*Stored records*
⁂
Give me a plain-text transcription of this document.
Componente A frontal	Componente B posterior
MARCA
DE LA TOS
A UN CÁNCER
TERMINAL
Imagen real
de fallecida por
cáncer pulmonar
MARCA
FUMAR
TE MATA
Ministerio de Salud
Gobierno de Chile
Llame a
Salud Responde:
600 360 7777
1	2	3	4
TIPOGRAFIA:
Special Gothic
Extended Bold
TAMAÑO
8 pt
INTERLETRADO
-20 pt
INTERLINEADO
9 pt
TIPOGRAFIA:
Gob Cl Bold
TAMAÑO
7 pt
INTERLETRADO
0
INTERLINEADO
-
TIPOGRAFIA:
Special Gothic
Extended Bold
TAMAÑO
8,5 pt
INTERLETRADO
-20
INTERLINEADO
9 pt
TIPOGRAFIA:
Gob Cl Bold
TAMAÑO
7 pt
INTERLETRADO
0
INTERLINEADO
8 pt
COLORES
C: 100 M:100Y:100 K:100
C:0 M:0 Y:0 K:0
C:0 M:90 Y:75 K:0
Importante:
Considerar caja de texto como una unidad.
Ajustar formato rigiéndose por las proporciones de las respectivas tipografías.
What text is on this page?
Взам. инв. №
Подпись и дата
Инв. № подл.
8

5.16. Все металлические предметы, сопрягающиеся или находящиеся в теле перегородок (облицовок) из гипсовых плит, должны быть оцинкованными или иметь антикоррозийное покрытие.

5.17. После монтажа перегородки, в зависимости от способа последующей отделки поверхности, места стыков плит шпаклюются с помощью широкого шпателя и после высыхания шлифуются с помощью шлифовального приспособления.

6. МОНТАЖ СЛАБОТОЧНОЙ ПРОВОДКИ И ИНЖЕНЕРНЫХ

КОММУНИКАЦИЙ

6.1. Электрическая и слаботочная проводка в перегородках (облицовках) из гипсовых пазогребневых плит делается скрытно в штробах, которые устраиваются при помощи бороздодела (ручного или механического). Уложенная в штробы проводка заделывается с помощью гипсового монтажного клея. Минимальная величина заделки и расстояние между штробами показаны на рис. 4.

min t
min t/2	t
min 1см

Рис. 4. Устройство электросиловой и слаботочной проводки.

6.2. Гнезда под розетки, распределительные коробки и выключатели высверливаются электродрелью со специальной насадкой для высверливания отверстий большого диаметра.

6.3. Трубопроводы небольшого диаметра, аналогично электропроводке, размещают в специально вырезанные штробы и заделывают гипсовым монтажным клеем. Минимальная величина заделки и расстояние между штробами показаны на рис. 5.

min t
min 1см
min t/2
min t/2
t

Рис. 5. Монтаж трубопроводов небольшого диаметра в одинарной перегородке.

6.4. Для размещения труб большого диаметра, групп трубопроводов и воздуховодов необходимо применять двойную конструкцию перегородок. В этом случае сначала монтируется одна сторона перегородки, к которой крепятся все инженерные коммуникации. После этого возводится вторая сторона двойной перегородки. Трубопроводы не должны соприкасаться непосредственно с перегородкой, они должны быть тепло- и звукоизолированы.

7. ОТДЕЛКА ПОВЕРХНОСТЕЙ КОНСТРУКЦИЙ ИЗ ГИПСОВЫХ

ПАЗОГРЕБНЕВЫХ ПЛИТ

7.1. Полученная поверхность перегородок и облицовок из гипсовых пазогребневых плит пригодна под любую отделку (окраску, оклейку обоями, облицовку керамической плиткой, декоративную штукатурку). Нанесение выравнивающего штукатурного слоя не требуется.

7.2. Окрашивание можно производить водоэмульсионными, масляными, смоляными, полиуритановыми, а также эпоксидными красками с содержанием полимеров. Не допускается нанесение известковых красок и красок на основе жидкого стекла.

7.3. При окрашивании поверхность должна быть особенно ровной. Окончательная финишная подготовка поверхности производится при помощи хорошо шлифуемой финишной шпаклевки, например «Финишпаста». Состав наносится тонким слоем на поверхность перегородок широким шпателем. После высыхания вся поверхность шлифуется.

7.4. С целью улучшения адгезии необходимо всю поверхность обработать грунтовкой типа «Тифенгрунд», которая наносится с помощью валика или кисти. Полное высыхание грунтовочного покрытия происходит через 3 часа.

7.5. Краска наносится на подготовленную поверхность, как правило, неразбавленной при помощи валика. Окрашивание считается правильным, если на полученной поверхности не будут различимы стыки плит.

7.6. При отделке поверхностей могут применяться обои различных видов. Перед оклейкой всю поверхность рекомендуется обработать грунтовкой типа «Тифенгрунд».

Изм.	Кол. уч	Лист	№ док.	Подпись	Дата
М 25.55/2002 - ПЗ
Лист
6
⁂
*Given problem*
Take the material above and return all of it exactly.

*Expected output*
Give me a plain-text transcription of this document.
Componente A frontal	Componente B posterior
MARCA
DE LA TOS
A UN CÁNCER
TERMINAL
Imagen real
de fallecida por
cáncer pulmonar
MARCA
FUMAR
TE MATA
Ministerio de Salud
Gobierno de Chile
Llame a
Salud Responde:
600 360 7777
1	2	3	4
TIPOGRAFIA:
Special Gothic
Extended Bold
TAMAÑO
8 pt
INTERLETRADO
-20 pt
INTERLINEADO
9 pt
TIPOGRAFIA:
Gob Cl Bold
TAMAÑO
7 pt
INTERLETRADO
0
INTERLINEADO
-
TIPOGRAFIA:
Special Gothic
Extended Bold
TAMAÑO
8,5 pt
INTERLETRADO
-20
INTERLINEADO
9 pt
TIPOGRAFIA:
Gob Cl Bold
TAMAÑO
7 pt
INTERLETRADO
0
INTERLINEADO
8 pt
COLORES
C: 100 M:100Y:100 K:100
C:0 M:0 Y:0 K:0
C:0 M:90 Y:75 K:0
Importante:
Considerar caja de texto como una unidad.
Ajustar formato rigiéndose por las proporciones de las respectivas tipografías.
What text is on this page?
Взам. инв. №
Подпись и дата
Инв. № подл.
8

5.16. Все металлические предметы, сопрягающиеся или находящиеся в теле перегородок (облицовок) из гипсовых плит, должны быть оцинкованными или иметь антикоррозийное покрытие.

5.17. После монтажа перегородки, в зависимости от способа последующей отделки поверхности, места стыков плит шпаклюются с помощью широкого шпателя и после высыхания шлифуются с помощью шлифовального приспособления.

6. МОНТАЖ СЛАБОТОЧНОЙ ПРОВОДКИ И ИНЖЕНЕРНЫХ

КОММУНИКАЦИЙ

6.1. Электрическая и слаботочная проводка в перегородках (облицовках) из гипсовых пазогребневых плит делается скрытно в штробах, которые устраиваются при помощи бороздодела (ручного или механического). Уложенная в штробы проводка заделывается с помощью гипсового монтажного клея. Минимальная величина заделки и расстояние между штробами показаны на рис. 4.

min t
min t/2	t
min 1см

Рис. 4. Устройство электросиловой и слаботочной проводки.

6.2. Гнезда под розетки, распределительные коробки и выключатели высверливаются электродрелью со специальной насадкой для высверливания отверстий большого диаметра.

6.3. Трубопроводы небольшого диаметра, аналогично электропроводке, размещают в специально вырезанные штробы и заделывают гипсовым монтажным клеем. Минимальная величина заделки и расстояние между штробами показаны на рис. 5.

min t
min 1см
min t/2
min t/2
t

Рис. 5. Монтаж трубопроводов небольшого диаметра в одинарной перегородке.

6.4. Для размещения труб большого диаметра, групп трубопроводов и воздуховодов необходимо применять двойную конструкцию перегородок. В этом случае сначала монтируется одна сторона перегородки, к которой крепятся все инженерные коммуникации. После этого возводится вторая сторона двойной перегородки. Трубопроводы не должны соприкасаться непосредственно с перегородкой, они должны быть тепло- и звукоизолированы.

7. ОТДЕЛКА ПОВЕРХНОСТЕЙ КОНСТРУКЦИЙ ИЗ ГИПСОВЫХ

ПАЗОГРЕБНЕВЫХ ПЛИТ

7.1. Полученная поверхность перегородок и облицовок из гипсовых пазогребневых плит пригодна под любую отделку (окраску, оклейку обоями, облицовку керамической плиткой, декоративную штукатурку). Нанесение выравнивающего штукатурного слоя не требуется.

7.2. Окрашивание можно производить водоэмульсионными, масляными, смоляными, полиуритановыми, а также эпоксидными красками с содержанием полимеров. Не допускается нанесение известковых красок и красок на основе жидкого стекла.

7.3. При окрашивании поверхность должна быть особенно ровной. Окончательная финишная подготовка поверхности производится при помощи хорошо шлифуемой финишной шпаклевки, например «Финишпаста». Состав наносится тонким слоем на поверхность перегородок широким шпателем. После высыхания вся поверхность шлифуется.

7.4. С целью улучшения адгезии необходимо всю поверхность обработать грунтовкой типа «Тифенгрунд», которая наносится с помощью валика или кисти. Полное высыхание грунтовочного покрытия происходит через 3 часа.

7.5. Краска наносится на подготовленную поверхность, как правило, неразбавленной при помощи валика. Окрашивание считается правильным, если на полученной поверхности не будут различимы стыки плит.

7.6. При отделке поверхностей могут применяться обои различных видов. Перед оклейкой всю поверхность рекомендуется обработать грунтовкой типа «Тифенгрунд».

Изм.	Кол. уч	Лист	№ док.	Подпись	Дата
М 25.55/2002 - ПЗ
Лист
6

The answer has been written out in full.